Given entries:

--- Begin ---

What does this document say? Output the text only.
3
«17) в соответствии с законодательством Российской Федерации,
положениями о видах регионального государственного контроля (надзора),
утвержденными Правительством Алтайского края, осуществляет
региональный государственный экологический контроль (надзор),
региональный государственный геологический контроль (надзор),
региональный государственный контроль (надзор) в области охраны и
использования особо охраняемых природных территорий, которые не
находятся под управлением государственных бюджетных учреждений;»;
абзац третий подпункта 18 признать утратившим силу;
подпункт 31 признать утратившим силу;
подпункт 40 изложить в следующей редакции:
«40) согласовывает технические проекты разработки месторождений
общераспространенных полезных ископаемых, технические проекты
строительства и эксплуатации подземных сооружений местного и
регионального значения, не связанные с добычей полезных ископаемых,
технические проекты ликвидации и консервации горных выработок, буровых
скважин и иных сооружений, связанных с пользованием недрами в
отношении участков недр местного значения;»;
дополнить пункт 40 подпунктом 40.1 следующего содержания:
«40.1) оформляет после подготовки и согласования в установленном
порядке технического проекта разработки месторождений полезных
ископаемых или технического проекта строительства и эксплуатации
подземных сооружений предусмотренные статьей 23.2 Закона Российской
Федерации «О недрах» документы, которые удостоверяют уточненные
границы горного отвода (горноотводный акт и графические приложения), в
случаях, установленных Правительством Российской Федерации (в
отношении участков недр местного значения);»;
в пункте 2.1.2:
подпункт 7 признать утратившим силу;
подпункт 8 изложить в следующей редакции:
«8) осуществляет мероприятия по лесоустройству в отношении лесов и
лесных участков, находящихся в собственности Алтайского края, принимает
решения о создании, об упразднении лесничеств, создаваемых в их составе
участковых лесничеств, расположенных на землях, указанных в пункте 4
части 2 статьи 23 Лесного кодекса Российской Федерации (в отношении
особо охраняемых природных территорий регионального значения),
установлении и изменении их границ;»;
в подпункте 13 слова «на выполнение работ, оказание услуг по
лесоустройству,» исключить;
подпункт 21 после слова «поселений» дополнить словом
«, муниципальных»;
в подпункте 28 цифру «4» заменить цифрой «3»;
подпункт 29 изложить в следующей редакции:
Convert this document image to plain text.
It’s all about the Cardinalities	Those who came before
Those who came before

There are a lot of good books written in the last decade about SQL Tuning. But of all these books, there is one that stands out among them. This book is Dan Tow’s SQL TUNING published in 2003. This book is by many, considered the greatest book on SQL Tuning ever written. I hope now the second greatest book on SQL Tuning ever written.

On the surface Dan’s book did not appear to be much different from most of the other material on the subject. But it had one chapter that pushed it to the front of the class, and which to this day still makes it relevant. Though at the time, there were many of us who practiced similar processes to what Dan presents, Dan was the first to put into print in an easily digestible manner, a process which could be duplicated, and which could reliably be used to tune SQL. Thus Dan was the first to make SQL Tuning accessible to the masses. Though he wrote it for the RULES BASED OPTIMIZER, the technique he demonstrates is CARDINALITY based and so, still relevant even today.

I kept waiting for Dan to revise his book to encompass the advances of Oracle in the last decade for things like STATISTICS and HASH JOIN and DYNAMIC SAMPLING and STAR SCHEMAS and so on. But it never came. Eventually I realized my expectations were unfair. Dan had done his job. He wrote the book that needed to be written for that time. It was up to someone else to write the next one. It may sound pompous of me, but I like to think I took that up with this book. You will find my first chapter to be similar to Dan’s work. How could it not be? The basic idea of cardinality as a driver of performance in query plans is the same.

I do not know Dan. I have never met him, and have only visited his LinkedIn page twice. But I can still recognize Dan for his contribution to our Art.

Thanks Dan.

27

--- End ---

Your instructions: Repeat exactly, and only, the lines from the line containing "Convert this document image to plain text." through the last line of the records above, both included.

Exercise result:
Convert this document image to plain text.
It’s all about the Cardinalities	Those who came before
Those who came before

There are a lot of good books written in the last decade about SQL Tuning. But of all these books, there is one that stands out among them. This book is Dan Tow’s SQL TUNING published in 2003. This book is by many, considered the greatest book on SQL Tuning ever written. I hope now the second greatest book on SQL Tuning ever written.

On the surface Dan’s book did not appear to be much different from most of the other material on the subject. But it had one chapter that pushed it to the front of the class, and which to this day still makes it relevant. Though at the time, there were many of us who practiced similar processes to what Dan presents, Dan was the first to put into print in an easily digestible manner, a process which could be duplicated, and which could reliably be used to tune SQL. Thus Dan was the first to make SQL Tuning accessible to the masses. Though he wrote it for the RULES BASED OPTIMIZER, the technique he demonstrates is CARDINALITY based and so, still relevant even today.

I kept waiting for Dan to revise his book to encompass the advances of Oracle in the last decade for things like STATISTICS and HASH JOIN and DYNAMIC SAMPLING and STAR SCHEMAS and so on. But it never came. Eventually I realized my expectations were unfair. Dan had done his job. He wrote the book that needed to be written for that time. It was up to someone else to write the next one. It may sound pompous of me, but I like to think I took that up with this book. You will find my first chapter to be similar to Dan’s work. How could it not be? The basic idea of cardinality as a driver of performance in query plans is the same.

I do not know Dan. I have never met him, and have only visited his LinkedIn page twice. But I can still recognize Dan for his contribution to our Art.

Thanks Dan.

27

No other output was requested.